Exercise data Block Start
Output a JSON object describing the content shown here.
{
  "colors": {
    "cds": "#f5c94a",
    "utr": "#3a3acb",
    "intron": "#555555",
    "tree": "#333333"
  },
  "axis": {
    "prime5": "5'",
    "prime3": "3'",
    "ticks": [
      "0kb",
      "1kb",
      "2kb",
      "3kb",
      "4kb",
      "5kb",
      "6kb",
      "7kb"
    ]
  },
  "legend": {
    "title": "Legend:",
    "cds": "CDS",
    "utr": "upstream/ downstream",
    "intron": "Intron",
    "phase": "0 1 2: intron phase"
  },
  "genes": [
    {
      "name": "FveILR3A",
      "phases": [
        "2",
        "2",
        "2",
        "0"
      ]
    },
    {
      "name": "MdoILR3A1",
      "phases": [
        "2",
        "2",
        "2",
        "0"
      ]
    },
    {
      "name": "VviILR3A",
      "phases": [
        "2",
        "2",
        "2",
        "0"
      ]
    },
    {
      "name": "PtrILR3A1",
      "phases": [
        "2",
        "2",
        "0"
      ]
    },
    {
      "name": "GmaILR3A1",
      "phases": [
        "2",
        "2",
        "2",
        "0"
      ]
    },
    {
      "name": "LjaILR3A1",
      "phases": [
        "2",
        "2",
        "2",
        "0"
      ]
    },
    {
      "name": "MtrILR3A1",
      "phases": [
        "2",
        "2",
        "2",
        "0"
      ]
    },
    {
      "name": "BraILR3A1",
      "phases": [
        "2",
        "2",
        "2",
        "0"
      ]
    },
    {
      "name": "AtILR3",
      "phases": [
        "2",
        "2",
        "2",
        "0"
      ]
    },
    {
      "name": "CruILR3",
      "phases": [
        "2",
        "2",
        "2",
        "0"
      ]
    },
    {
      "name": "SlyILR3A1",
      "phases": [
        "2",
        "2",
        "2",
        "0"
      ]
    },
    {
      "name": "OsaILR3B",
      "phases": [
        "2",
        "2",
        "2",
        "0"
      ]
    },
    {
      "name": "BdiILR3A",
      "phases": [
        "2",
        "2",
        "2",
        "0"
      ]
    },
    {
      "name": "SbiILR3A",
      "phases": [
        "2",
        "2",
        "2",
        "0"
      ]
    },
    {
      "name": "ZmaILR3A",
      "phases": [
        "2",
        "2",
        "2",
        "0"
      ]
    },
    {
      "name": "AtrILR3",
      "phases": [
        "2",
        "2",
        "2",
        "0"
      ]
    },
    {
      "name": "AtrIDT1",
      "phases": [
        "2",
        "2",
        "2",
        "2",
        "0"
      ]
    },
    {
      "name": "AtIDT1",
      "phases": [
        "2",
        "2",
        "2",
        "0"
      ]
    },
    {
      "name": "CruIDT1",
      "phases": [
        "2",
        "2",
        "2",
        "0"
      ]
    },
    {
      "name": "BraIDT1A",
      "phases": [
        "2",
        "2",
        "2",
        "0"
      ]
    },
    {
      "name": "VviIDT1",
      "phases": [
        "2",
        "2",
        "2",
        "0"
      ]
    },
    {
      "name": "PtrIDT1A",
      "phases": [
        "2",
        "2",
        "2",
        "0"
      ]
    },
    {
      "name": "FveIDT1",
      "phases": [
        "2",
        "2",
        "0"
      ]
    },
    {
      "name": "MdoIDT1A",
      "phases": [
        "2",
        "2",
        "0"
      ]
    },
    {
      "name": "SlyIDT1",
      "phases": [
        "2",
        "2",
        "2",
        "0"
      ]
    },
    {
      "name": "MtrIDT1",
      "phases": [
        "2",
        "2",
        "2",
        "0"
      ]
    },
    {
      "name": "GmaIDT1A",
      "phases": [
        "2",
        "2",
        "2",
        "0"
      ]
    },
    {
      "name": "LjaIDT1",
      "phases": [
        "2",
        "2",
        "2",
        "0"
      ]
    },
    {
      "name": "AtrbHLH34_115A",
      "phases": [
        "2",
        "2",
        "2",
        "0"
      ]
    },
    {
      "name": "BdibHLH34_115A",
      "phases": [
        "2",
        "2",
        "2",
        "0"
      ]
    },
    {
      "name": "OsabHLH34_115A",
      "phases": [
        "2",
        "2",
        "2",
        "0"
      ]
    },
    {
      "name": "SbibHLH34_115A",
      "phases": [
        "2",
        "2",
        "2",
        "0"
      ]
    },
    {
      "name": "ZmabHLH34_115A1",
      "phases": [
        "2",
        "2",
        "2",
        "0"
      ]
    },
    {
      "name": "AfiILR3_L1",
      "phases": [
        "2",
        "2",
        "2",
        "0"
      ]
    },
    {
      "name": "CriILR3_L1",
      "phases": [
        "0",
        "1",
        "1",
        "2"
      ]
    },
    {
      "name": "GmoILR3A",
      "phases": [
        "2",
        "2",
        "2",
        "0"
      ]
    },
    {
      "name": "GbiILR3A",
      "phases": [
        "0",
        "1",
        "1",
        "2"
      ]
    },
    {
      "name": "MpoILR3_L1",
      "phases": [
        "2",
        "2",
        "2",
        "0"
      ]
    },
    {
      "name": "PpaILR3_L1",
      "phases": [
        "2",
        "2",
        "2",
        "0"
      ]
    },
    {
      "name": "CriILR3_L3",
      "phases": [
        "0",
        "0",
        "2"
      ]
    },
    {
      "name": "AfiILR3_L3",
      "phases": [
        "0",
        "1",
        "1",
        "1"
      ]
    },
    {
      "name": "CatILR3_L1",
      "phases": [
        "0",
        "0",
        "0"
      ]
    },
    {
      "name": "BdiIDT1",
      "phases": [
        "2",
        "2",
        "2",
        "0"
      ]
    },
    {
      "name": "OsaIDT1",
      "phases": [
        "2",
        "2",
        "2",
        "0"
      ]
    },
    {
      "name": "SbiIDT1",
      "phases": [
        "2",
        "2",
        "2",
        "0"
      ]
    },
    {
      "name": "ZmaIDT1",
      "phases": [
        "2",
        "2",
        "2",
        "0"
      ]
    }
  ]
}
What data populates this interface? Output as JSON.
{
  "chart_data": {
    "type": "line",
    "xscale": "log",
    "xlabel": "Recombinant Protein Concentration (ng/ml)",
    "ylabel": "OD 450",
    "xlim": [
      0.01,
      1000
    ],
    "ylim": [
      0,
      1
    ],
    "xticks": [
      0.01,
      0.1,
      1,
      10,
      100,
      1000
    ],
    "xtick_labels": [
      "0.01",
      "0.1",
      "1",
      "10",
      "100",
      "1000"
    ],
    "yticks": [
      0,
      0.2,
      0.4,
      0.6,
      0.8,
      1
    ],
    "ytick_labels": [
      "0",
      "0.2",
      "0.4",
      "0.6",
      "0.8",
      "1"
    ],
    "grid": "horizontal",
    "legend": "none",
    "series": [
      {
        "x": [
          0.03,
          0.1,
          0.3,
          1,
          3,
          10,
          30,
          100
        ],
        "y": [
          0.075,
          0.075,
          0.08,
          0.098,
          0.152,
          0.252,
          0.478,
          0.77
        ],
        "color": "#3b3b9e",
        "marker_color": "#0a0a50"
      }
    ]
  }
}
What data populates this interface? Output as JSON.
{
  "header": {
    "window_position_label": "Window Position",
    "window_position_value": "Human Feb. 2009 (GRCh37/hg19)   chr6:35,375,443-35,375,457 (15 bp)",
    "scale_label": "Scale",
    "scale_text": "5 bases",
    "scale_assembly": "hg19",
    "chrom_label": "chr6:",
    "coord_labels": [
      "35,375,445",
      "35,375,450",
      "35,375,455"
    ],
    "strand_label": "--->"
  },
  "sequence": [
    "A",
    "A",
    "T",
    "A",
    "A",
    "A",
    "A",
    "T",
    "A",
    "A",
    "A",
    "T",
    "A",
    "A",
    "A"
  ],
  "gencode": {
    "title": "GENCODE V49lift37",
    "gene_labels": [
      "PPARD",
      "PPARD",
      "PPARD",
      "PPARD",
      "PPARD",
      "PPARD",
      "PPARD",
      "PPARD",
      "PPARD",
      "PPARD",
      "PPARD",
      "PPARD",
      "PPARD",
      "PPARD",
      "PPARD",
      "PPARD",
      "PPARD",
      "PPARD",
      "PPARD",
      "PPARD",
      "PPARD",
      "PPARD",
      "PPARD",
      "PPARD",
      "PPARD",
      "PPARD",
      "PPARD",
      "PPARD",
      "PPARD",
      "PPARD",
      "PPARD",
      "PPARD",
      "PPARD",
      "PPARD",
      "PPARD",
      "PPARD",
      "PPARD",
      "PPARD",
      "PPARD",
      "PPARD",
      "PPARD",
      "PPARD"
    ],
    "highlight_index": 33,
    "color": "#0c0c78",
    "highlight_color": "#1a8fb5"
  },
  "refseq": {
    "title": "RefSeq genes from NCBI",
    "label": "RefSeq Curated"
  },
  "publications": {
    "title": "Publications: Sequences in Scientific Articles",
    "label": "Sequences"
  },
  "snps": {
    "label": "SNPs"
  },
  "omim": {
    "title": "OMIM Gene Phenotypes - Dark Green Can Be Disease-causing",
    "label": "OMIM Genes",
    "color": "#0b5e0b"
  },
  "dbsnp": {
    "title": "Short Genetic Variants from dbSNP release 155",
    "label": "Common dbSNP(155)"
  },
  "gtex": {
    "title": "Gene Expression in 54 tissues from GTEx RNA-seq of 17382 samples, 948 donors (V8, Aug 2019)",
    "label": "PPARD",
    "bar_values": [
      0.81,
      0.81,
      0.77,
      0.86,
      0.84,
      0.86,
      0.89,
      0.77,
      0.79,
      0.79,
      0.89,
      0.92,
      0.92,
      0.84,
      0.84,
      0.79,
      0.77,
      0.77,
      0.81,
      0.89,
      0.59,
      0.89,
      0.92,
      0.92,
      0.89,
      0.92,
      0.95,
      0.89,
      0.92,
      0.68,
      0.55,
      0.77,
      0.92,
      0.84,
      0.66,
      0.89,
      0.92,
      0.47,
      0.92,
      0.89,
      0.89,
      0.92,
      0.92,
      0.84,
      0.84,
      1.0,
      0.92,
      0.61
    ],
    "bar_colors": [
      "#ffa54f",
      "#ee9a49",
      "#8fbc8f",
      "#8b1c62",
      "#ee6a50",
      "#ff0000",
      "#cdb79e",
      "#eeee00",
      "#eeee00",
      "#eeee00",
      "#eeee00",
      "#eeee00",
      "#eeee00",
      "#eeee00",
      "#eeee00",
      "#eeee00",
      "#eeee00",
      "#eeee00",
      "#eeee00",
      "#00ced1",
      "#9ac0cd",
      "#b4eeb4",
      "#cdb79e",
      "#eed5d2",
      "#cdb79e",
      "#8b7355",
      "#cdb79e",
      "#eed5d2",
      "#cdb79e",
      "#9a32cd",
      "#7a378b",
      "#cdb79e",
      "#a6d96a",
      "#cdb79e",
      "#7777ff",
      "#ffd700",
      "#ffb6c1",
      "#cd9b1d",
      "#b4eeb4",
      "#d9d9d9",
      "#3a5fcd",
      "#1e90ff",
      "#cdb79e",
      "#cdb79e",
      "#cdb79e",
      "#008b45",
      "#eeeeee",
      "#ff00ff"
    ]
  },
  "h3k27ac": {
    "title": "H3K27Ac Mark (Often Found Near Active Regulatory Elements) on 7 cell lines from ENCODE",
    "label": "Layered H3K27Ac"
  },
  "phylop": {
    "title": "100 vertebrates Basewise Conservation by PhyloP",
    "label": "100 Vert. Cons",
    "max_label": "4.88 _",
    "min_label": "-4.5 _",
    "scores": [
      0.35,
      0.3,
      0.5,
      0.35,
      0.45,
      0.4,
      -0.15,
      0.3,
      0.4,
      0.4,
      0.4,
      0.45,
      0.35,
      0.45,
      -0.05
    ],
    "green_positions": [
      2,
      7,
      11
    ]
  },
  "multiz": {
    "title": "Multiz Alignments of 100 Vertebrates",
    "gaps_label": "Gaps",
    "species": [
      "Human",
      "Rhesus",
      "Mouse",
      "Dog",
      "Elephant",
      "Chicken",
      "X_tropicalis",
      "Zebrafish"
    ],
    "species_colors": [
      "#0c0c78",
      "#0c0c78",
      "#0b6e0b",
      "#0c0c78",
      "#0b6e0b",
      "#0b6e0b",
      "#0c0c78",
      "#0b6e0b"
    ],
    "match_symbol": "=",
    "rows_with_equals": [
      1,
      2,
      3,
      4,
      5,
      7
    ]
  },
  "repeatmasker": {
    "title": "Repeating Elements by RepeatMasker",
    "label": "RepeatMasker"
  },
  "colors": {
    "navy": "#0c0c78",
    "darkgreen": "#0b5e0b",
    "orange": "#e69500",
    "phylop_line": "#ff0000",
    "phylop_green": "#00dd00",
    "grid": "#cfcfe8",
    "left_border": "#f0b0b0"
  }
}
Exercise data Block End
[Task item]: Look through the entries and find each line that has the string "from". Copy those lines.

[Task result]:
    "title": "RefSeq genes from NCBI",
    "title": "Short Genetic Variants from dbSNP release 155",
    "title": "Gene Expression in 54 tissues from GTEx RNA-seq of 17382 samples, 948 donors (V8, Aug 2019)",
    "title": "H3K27Ac Mark (Often Found Near Active Regulatory Elements) on 7 cell lines from ENCODE",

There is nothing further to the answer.